======== Data lines

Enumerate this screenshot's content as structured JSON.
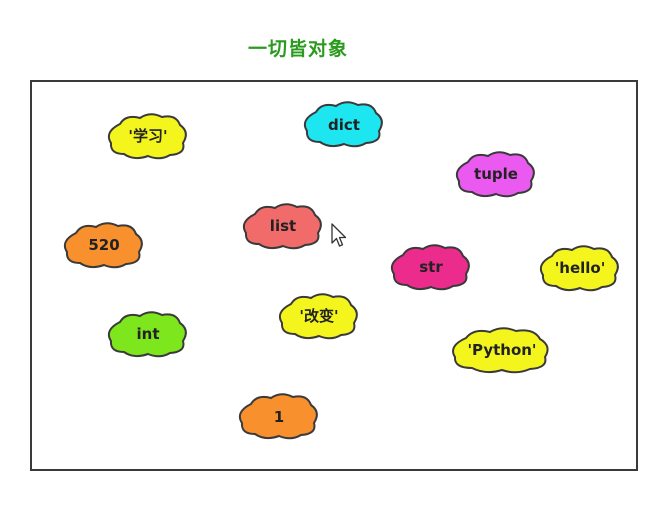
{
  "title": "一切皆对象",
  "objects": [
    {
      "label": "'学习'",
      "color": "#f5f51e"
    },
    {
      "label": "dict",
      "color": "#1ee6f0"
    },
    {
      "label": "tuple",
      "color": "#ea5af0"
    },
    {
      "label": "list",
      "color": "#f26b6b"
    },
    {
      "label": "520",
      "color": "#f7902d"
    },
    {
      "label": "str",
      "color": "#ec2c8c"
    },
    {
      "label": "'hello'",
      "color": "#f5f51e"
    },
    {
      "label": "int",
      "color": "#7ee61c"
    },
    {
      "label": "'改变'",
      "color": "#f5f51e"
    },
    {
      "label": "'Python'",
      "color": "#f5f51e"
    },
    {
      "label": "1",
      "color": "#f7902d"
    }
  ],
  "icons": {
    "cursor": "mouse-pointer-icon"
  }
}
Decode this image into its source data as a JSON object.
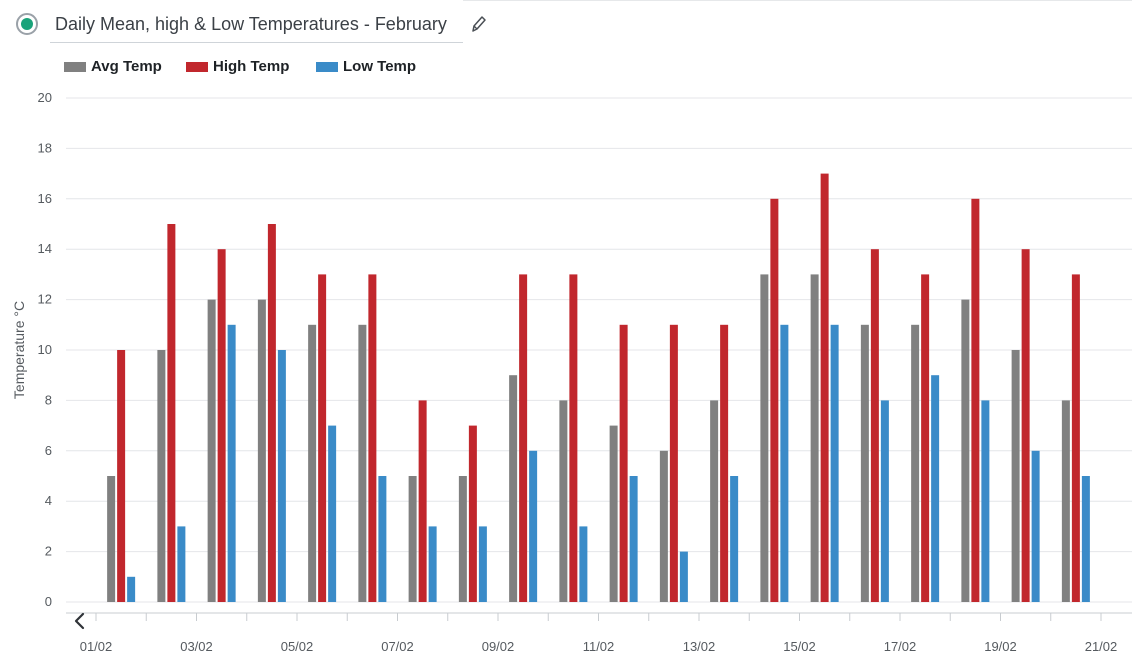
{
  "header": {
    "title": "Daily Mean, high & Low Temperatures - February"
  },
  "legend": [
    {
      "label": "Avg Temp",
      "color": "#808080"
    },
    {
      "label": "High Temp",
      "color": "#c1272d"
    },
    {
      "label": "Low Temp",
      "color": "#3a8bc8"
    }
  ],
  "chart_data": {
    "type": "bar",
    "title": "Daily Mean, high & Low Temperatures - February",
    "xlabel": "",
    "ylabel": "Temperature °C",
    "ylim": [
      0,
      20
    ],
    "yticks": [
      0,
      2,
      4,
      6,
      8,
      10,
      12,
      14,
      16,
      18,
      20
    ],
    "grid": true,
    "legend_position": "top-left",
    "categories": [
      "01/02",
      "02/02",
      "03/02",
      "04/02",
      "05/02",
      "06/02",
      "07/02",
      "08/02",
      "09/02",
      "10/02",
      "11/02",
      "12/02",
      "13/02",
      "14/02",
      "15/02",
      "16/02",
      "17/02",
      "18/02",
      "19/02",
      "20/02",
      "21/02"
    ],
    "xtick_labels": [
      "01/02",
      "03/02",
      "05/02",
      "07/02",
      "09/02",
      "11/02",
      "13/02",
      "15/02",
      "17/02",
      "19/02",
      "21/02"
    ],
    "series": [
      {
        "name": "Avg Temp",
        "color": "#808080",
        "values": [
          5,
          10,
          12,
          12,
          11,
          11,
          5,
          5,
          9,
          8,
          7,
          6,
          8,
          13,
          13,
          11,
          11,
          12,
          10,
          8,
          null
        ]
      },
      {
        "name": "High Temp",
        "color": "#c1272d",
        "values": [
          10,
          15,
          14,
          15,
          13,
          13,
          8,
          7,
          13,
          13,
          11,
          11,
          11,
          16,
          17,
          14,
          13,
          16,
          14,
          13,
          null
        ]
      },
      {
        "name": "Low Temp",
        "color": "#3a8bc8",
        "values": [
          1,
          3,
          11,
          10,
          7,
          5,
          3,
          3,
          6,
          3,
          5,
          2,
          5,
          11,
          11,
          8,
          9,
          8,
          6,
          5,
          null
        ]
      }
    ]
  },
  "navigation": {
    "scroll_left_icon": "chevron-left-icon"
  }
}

================

On how many lines does the word "title" appear? Answer with only the number.

▶ [Expected answer] 3